> Indicazione: Puoi modificare il tratto del brano sul raddoppio dei termini di accertamento che parte dalle parole "Deve invece escludersi" e si chiude dopo "dei termini ordinari.", riscrivendolo con "abrogata" al posto di "soppressa"?

> Brano riportato:
Deve invece escludersi l’applicabilità delle modifiche introdotte dall’art. 2, commi 1 e 2, del d.lgs. 5 agosto 2015, n. 128, che ha circoscritto il raddoppio dei termini di accertamento per violazioni penali solo ai casi in cui la denuncia fosse stata effettivamente presentata e trasmessa all’autorità giudiziaria entro il termine ordinario di decadenza dal potere di accertamento; nonché quelle introdotte dall’art. 1, commi 130, 131 e 132, della l. 28 dicembre 2015, n. 208, con cui infine è stata soppressa la disciplina relativa al raddoppio dei termini ordinari.
Quanto alla prima modifica, in virtù dell’apposita norma di salvaguardia, prevista dall’art. 2 del d.lgs. n. 128 cit., la stessa non si applica alle violazioni punibili, che siano state constatate in processi verbali notificati prima del 2 settembre 2015 e seguite dalla notifica di atti impositivi entro il 31 dicembre 2015, quale quella per cui è causa (notifica risalente al luglio del 2012). Quanto alla seconda, il regime transitorio previsto dalla l. n. 208 cit. per i periodi d’imposta anteriori a quello in corso al 31 dicembre 2016 – secondo cui il raddoppio dei termini di accertamento, quali stabiliti dal secondo periodo del comma 132, opera, nel caso delle indicate violazioni penali, solo a condizione che la denuncia penale sia presentata o trasmessa dall’Amministrazione Finanziaria entro il termine stabilito nel primo periodo del medesimo comma 132 – riguarda solo le fattispecie non regolate dal precedente regime transitorio, cioè i casi in cui non sia stato notificato un atto impositivo (o di irrogazione di sanzioni) entro il 2 settembre 2015, in quanto, ai sensi dell’art. 2, comma 2, del d.lgs. n. 128 del 2015 sono comunque fatti salvi gli effetti degli avvisi di accertamento, dei provvedimenti che irrogano sanzioni amministrative tributarie e degli altri atti impugnabili, con i quali l’Agenzia delle entrate fa valere una pretesa impositiva o sanzionatoria, notificati alla data di entrata in vigore di tale
decreto (cfr. Cass., 3 agosto 2023, n. 23662; 14 maggio 2018, n. 11620; 16 dicembre 2016, n. 26037; 9 agosto 2016, n. 16728).

> Dati mostrati:
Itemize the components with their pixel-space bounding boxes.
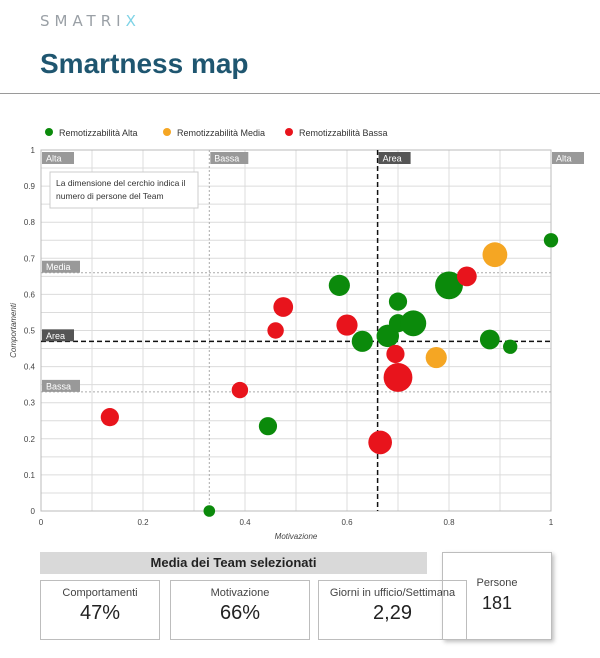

> Esito del compito:
Deve invece escludersi l’applicabilità delle modifiche introdotte dall’art. 2, commi 1 e 2, del d.lgs. 5 agosto 2015, n. 128, che ha circoscritto il raddoppio dei termini di accertamento per violazioni penali solo ai casi in cui la denuncia fosse stata effettivamente presentata e trasmessa all’autorità giudiziaria entro il termine ordinario di decadenza dal potere di accertamento; nonché quelle introdotte dall’art. 1, commi 130, 131 e 132, della l. 28 dicembre 2015, n. 208, con cui infine è stata abrogata la disciplina relativa al raddoppio dei termini ordinari.